>> START Raw records
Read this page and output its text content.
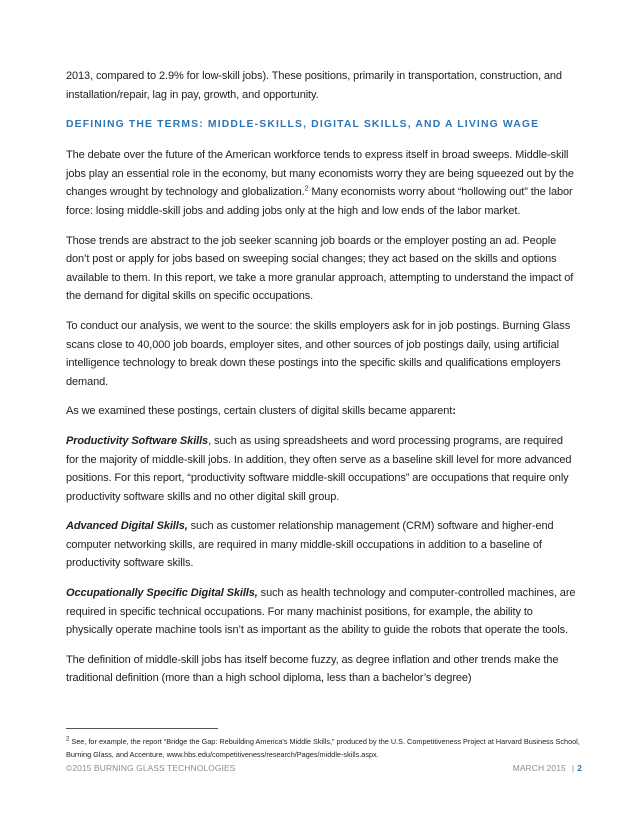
2013, compared to 2.9% for low-skill jobs). These positions, primarily in transportation, construction, and installation/repair, lag in pay, growth, and opportunity.

DEFINING THE TERMS: MIDDLE-SKILLS, DIGITAL SKILLS, AND A LIVING WAGE

The debate over the future of the American workforce tends to express itself in broad sweeps. Middle-skill jobs play an essential role in the economy, but many economists worry they are being squeezed out by the changes wrought by technology and globalization.$^2$ Many economists worry about “hollowing out” the labor force: losing middle-skill jobs and adding jobs only at the high and low ends of the labor market.

Those trends are abstract to the job seeker scanning job boards or the employer posting an ad. People don’t post or apply for jobs based on sweeping social changes; they act based on the skills and options available to them. In this report, we take a more granular approach, attempting to understand the impact of the demand for digital skills on specific occupations.

To conduct our analysis, we went to the source: the skills employers ask for in job postings. Burning Glass scans close to 40,000 job boards, employer sites, and other sources of job postings daily, using artificial intelligence technology to break down these postings into the specific skills and qualifications employers demand.

As we examined these postings, certain clusters of digital skills became apparent:

Productivity Software Skills, such as using spreadsheets and word processing programs, are required for the majority of middle-skill jobs. In addition, they often serve as a baseline skill level for more advanced positions. For this report, “productivity software middle-skill occupations” are occupations that require only productivity software skills and no other digital skill group.

Advanced Digital Skills, such as customer relationship management (CRM) software and higher-end computer networking skills, are required in many middle-skill occupations in addition to a baseline of productivity software skills.

Occupationally Specific Digital Skills, such as health technology and computer-controlled machines, are required in specific technical occupations. For many machinist positions, for example, the ability to physically operate machine tools isn’t as important as the ability to guide the robots that operate the tools.

The definition of middle-skill jobs has itself become fuzzy, as degree inflation and other trends make the traditional definition (more than a high school diploma, less than a bachelor’s degree)

$^2$ See, for example, the report “Bridge the Gap: Rebuilding America’s Middle Skills,” produced by the U.S. Competitiveness Project at Harvard Business School, Burning Glass, and Accenture, www.hbs.edu/competitiveness/research/Pages/middle-skills.aspx.
©2015 BURNING GLASS TECHNOLOGIES	MARCH 2015 | 2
>> END Raw records
Work instructions: From the entries above, output every line exactly and omit any image.

Correct result:
Read this page and output its text content.
2013, compared to 2.9% for low-skill jobs). These positions, primarily in transportation, construction, and installation/repair, lag in pay, growth, and opportunity.

DEFINING THE TERMS: MIDDLE-SKILLS, DIGITAL SKILLS, AND A LIVING WAGE

The debate over the future of the American workforce tends to express itself in broad sweeps. Middle-skill jobs play an essential role in the economy, but many economists worry they are being squeezed out by the changes wrought by technology and globalization.$^2$ Many economists worry about “hollowing out” the labor force: losing middle-skill jobs and adding jobs only at the high and low ends of the labor market.

Those trends are abstract to the job seeker scanning job boards or the employer posting an ad. People don’t post or apply for jobs based on sweeping social changes; they act based on the skills and options available to them. In this report, we take a more granular approach, attempting to understand the impact of the demand for digital skills on specific occupations.

To conduct our analysis, we went to the source: the skills employers ask for in job postings. Burning Glass scans close to 40,000 job boards, employer sites, and other sources of job postings daily, using artificial intelligence technology to break down these postings into the specific skills and qualifications employers demand.

As we examined these postings, certain clusters of digital skills became apparent:

Productivity Software Skills, such as using spreadsheets and word processing programs, are required for the majority of middle-skill jobs. In addition, they often serve as a baseline skill level for more advanced positions. For this report, “productivity software middle-skill occupations” are occupations that require only productivity software skills and no other digital skill group.

Advanced Digital Skills, such as customer relationship management (CRM) software and higher-end computer networking skills, are required in many middle-skill occupations in addition to a baseline of productivity software skills.

Occupationally Specific Digital Skills, such as health technology and computer-controlled machines, are required in specific technical occupations. For many machinist positions, for example, the ability to physically operate machine tools isn’t as important as the ability to guide the robots that operate the tools.

The definition of middle-skill jobs has itself become fuzzy, as degree inflation and other trends make the traditional definition (more than a high school diploma, less than a bachelor’s degree)

$^2$ See, for example, the report “Bridge the Gap: Rebuilding America’s Middle Skills,” produced by the U.S. Competitiveness Project at Harvard Business School, Burning Glass, and Accenture, www.hbs.edu/competitiveness/research/Pages/middle-skills.aspx.
©2015 BURNING GLASS TECHNOLOGIES	MARCH 2015 | 2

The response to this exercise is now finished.